Stored data entries:

════════════════════

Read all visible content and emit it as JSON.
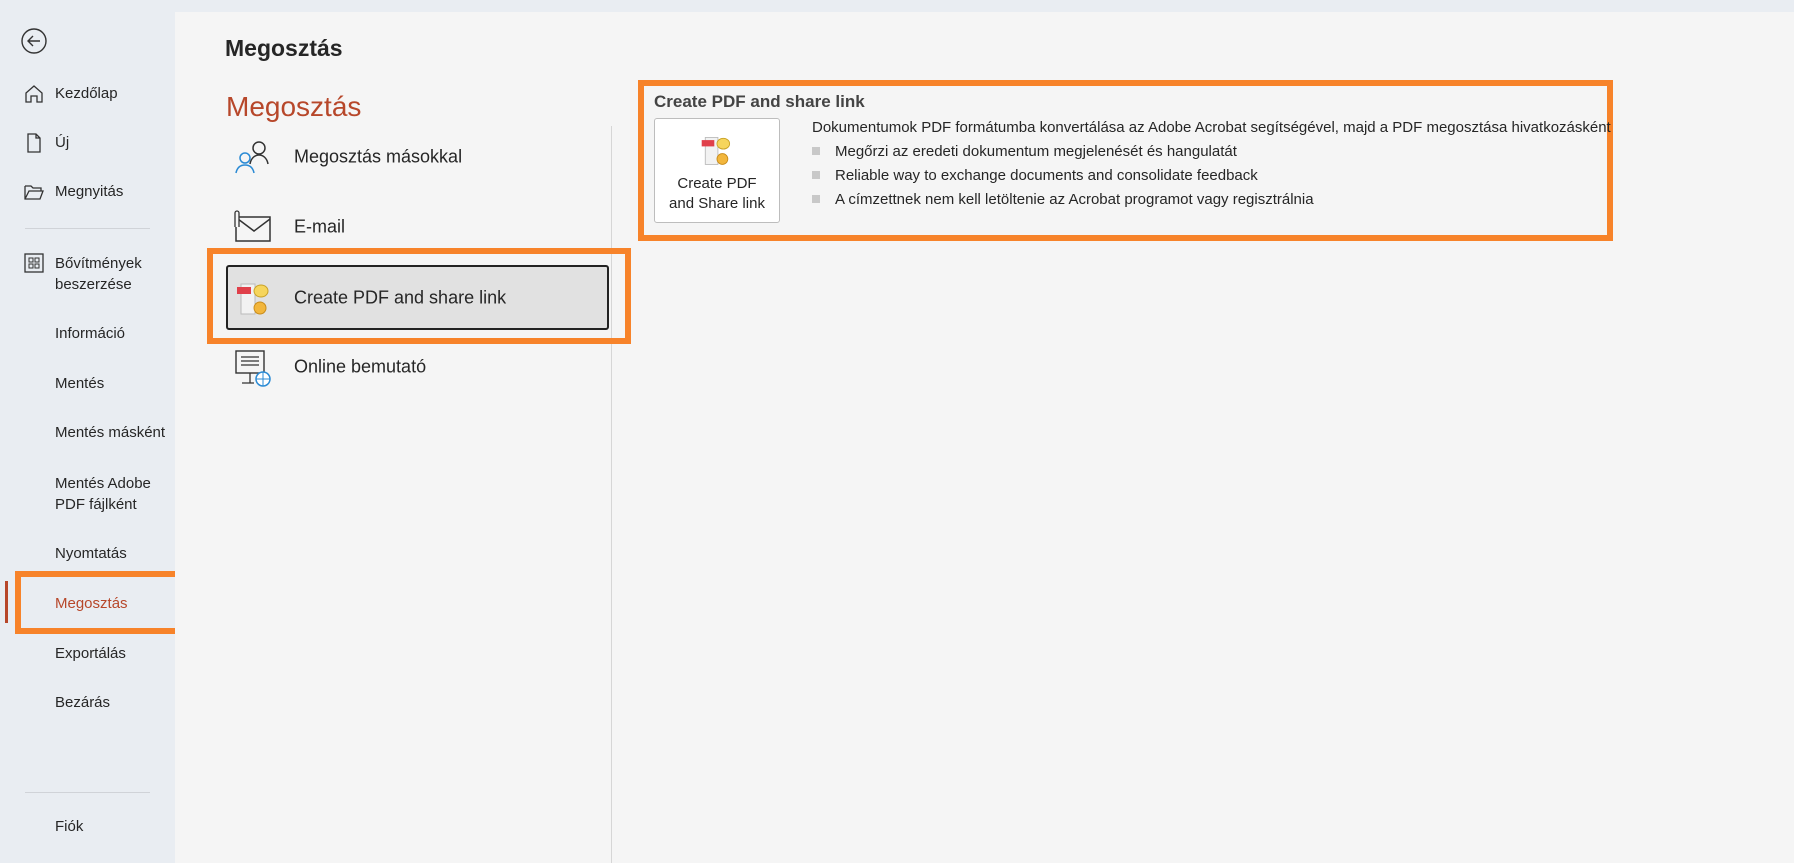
{
  "sidebar": {
    "back_icon": "back-arrow-circle-icon",
    "items": [
      {
        "label": "Kezdőlap",
        "icon": "home-icon"
      },
      {
        "label": "Új",
        "icon": "new-document-icon"
      },
      {
        "label": "Megnyitás",
        "icon": "folder-open-icon"
      },
      {
        "label": "Bővítmények beszerzése",
        "icon": "addins-grid-icon"
      },
      {
        "label": "Információ"
      },
      {
        "label": "Mentés"
      },
      {
        "label": "Mentés másként"
      },
      {
        "label": "Mentés Adobe PDF fájlként"
      },
      {
        "label": "Nyomtatás"
      },
      {
        "label": "Megosztás",
        "selected": true
      },
      {
        "label": "Exportálás"
      },
      {
        "label": "Bezárás"
      },
      {
        "label": "Fiók"
      }
    ]
  },
  "main": {
    "page_title": "Megosztás",
    "section_title": "Megosztás",
    "options": [
      {
        "label": "Megosztás másokkal",
        "icon": "share-people-icon"
      },
      {
        "label": "E-mail",
        "icon": "email-attachment-icon"
      },
      {
        "label": "Create PDF and share link",
        "icon": "pdf-share-icon",
        "selected": true
      },
      {
        "label": "Online bemutató",
        "icon": "online-presentation-icon"
      }
    ],
    "detail": {
      "title": "Create PDF and share link",
      "button_label_line1": "Create PDF",
      "button_label_line2": "and Share link",
      "description": "Dokumentumok PDF formátumba konvertálása az Adobe Acrobat segítségével, majd a PDF megosztása hivatkozásként",
      "bullets": [
        "Megőrzi az eredeti dokumentum megjelenését és hangulatát",
        "Reliable way to exchange documents and consolidate feedback",
        "A címzettnek nem kell letöltenie az Acrobat programot vagy regisztrálnia"
      ]
    }
  },
  "colors": {
    "accent": "#b7472a",
    "highlight": "#f7832a"
  }
}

════════════════════

TASK DESCRIPTION
The material above must be printed exactly, with its pictures left out.

EXERCISE SOLUTION
Read all visible content and emit it as JSON.
{
  "sidebar": {
    "back_icon": "back-arrow-circle-icon",
    "items": [
      {
        "label": "Kezdőlap",
        "icon": "home-icon"
      },
      {
        "label": "Új",
        "icon": "new-document-icon"
      },
      {
        "label": "Megnyitás",
        "icon": "folder-open-icon"
      },
      {
        "label": "Bővítmények beszerzése",
        "icon": "addins-grid-icon"
      },
      {
        "label": "Információ"
      },
      {
        "label": "Mentés"
      },
      {
        "label": "Mentés másként"
      },
      {
        "label": "Mentés Adobe PDF fájlként"
      },
      {
        "label": "Nyomtatás"
      },
      {
        "label": "Megosztás",
        "selected": true
      },
      {
        "label": "Exportálás"
      },
      {
        "label": "Bezárás"
      },
      {
        "label": "Fiók"
      }
    ]
  },
  "main": {
    "page_title": "Megosztás",
    "section_title": "Megosztás",
    "options": [
      {
        "label": "Megosztás másokkal",
        "icon": "share-people-icon"
      },
      {
        "label": "E-mail",
        "icon": "email-attachment-icon"
      },
      {
        "label": "Create PDF and share link",
        "icon": "pdf-share-icon",
        "selected": true
      },
      {
        "label": "Online bemutató",
        "icon": "online-presentation-icon"
      }
    ],
    "detail": {
      "title": "Create PDF and share link",
      "button_label_line1": "Create PDF",
      "button_label_line2": "and Share link",
      "description": "Dokumentumok PDF formátumba konvertálása az Adobe Acrobat segítségével, majd a PDF megosztása hivatkozásként",
      "bullets": [
        "Megőrzi az eredeti dokumentum megjelenését és hangulatát",
        "Reliable way to exchange documents and consolidate feedback",
        "A címzettnek nem kell letöltenie az Acrobat programot vagy regisztrálnia"
      ]
    }
  },
  "colors": {
    "accent": "#b7472a",
    "highlight": "#f7832a"
  }
}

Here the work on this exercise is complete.